■ Work instructions: Your task is to return, word for word, only the lines from the line with "Extract all readable text from this page." through the close of the data. Exclude all pictures.

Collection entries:

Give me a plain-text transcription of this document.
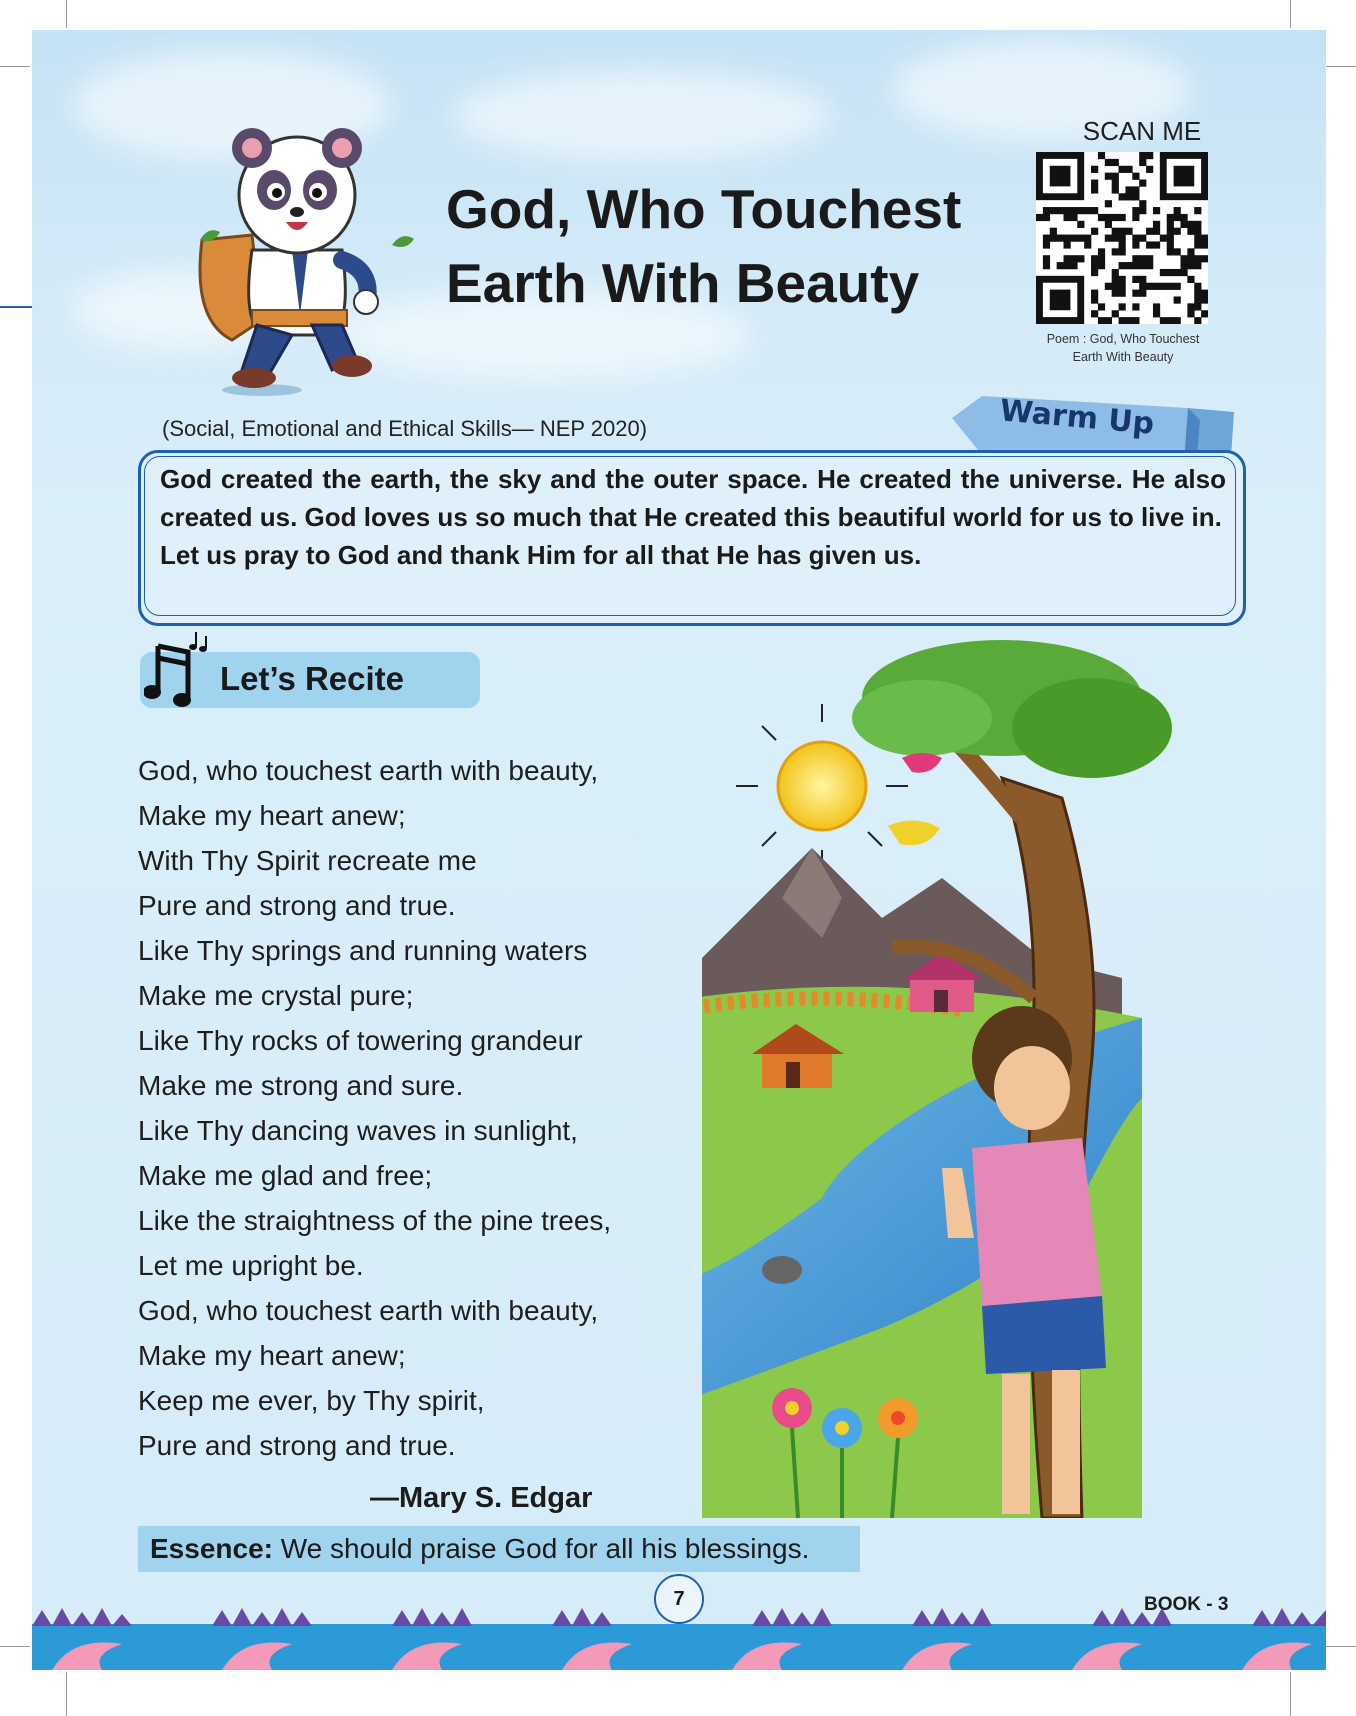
God, Who Touchest
Earth With Beauty
SCAN ME
Poem : God, Who Touchest
Earth With Beauty
Warm Up
(Social, Emotional and Ethical Skills— NEP 2020)

God created the earth, the sky and the outer space. He created the universe. He also created us. God loves us so much that He created this beautiful world for us to live in.

Let us pray to God and thank Him for all that He has given us.

Let’s Recite
God, who touchest earth with beauty,
Make my heart anew;
With Thy Spirit recreate me
Pure and strong and true.
Like Thy springs and running waters
Make me crystal pure;
Like Thy rocks of towering grandeur
Make me strong and sure.
Like Thy dancing waves in sunlight,
Make me glad and free;
Like the straightness of the pine trees,
Let me upright be.
God, who touchest earth with beauty,
Make my heart anew;
Keep me ever, by Thy spirit,
Pure and strong and true.
—Mary S. Edgar
Essence: We should praise God for all his blessings.
7	BOOK - 3
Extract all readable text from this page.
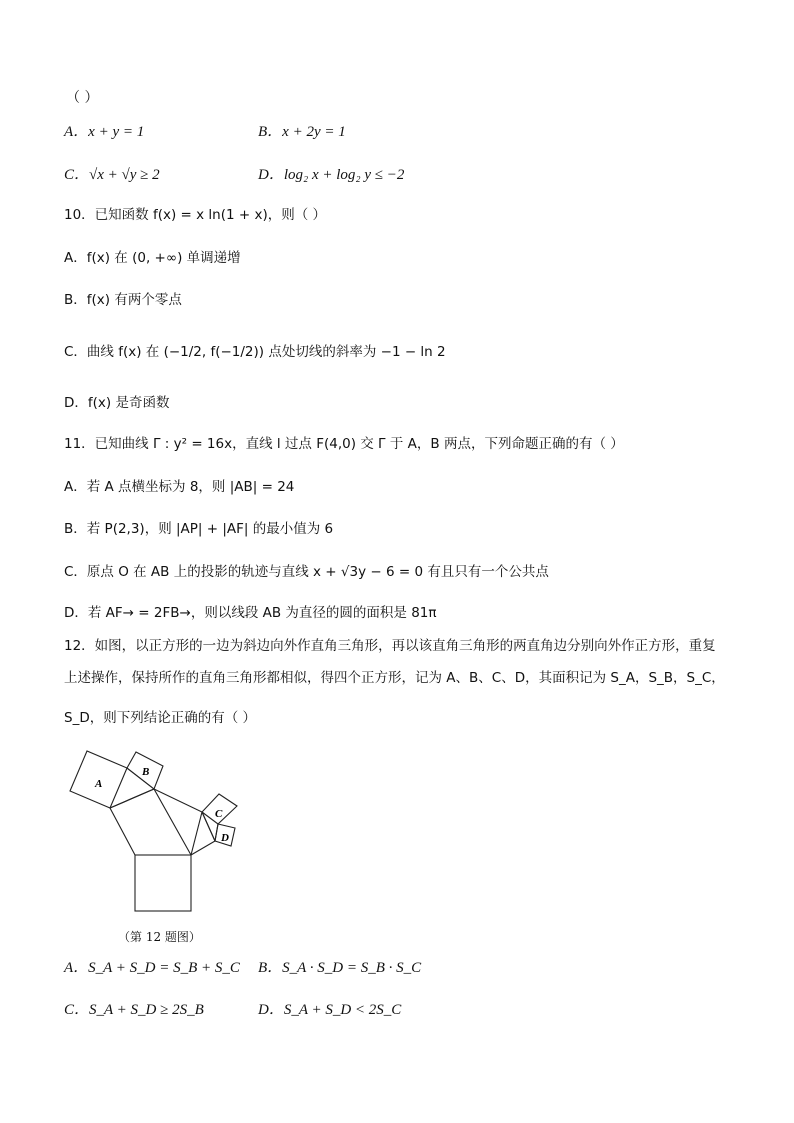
（ ）
A．x + y = 1	B．x + 2y = 1
C．√x + √y ≥ 2	D．log₂ x + log₂ y ≤ −2
10．已知函数 f(x) = x ln(1 + x)，则（ ）
A．f(x) 在 (0, +∞) 单调递增
B．f(x) 有两个零点
C．曲线 f(x) 在 (−1/2, f(−1/2)) 点处切线的斜率为 −1 − ln 2
D．f(x) 是奇函数
11．已知曲线 Γ : y² = 16x，直线 l 过点 F(4,0) 交 Γ 于 A，B 两点，下列命题正确的有（ ）
A．若 A 点横坐标为 8，则 |AB| = 24
B．若 P(2,3)，则 |AP| + |AF| 的最小值为 6
C．原点 O 在 AB 上的投影的轨迹与直线 x + √3y − 6 = 0 有且只有一个公共点
D．若 AF→ = 2FB→，则以线段 AB 为直径的圆的面积是 81π
12．如图，以正方形的一边为斜边向外作直角三角形，再以该直角三角形的两直角边分别向外作正方形，重复
上述操作，保持所作的直角三角形都相似，得四个正方形，记为 A、B、C、D，其面积记为 S_A，S_B，S_C，
S_D，则下列结论正确的有（ ）
A
B
C
D
（第 12 题图）
A．S_A + S_D = S_B + S_C B．S_A · S_D = S_B · S_C
C．S_A + S_D ≥ 2S_B	D．S_A + S_D < 2S_C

■ Answer for this exercise:
Extract all readable text from this page.
（ ）
A．x + y = 1	B．x + 2y = 1
C．√x + √y ≥ 2	D．log₂ x + log₂ y ≤ −2
10．已知函数 f(x) = x ln(1 + x)，则（ ）
A．f(x) 在 (0, +∞) 单调递增
B．f(x) 有两个零点
C．曲线 f(x) 在 (−1/2, f(−1/2)) 点处切线的斜率为 −1 − ln 2
D．f(x) 是奇函数
11．已知曲线 Γ : y² = 16x，直线 l 过点 F(4,0) 交 Γ 于 A，B 两点，下列命题正确的有（ ）
A．若 A 点横坐标为 8，则 |AB| = 24
B．若 P(2,3)，则 |AP| + |AF| 的最小值为 6
C．原点 O 在 AB 上的投影的轨迹与直线 x + √3y − 6 = 0 有且只有一个公共点
D．若 AF→ = 2FB→，则以线段 AB 为直径的圆的面积是 81π
12．如图，以正方形的一边为斜边向外作直角三角形，再以该直角三角形的两直角边分别向外作正方形，重复
上述操作，保持所作的直角三角形都相似，得四个正方形，记为 A、B、C、D，其面积记为 S_A，S_B，S_C，
S_D，则下列结论正确的有（ ）
A
B
C
D
（第 12 题图）
A．S_A + S_D = S_B + S_C B．S_A · S_D = S_B · S_C
C．S_A + S_D ≥ 2S_B	D．S_A + S_D < 2S_C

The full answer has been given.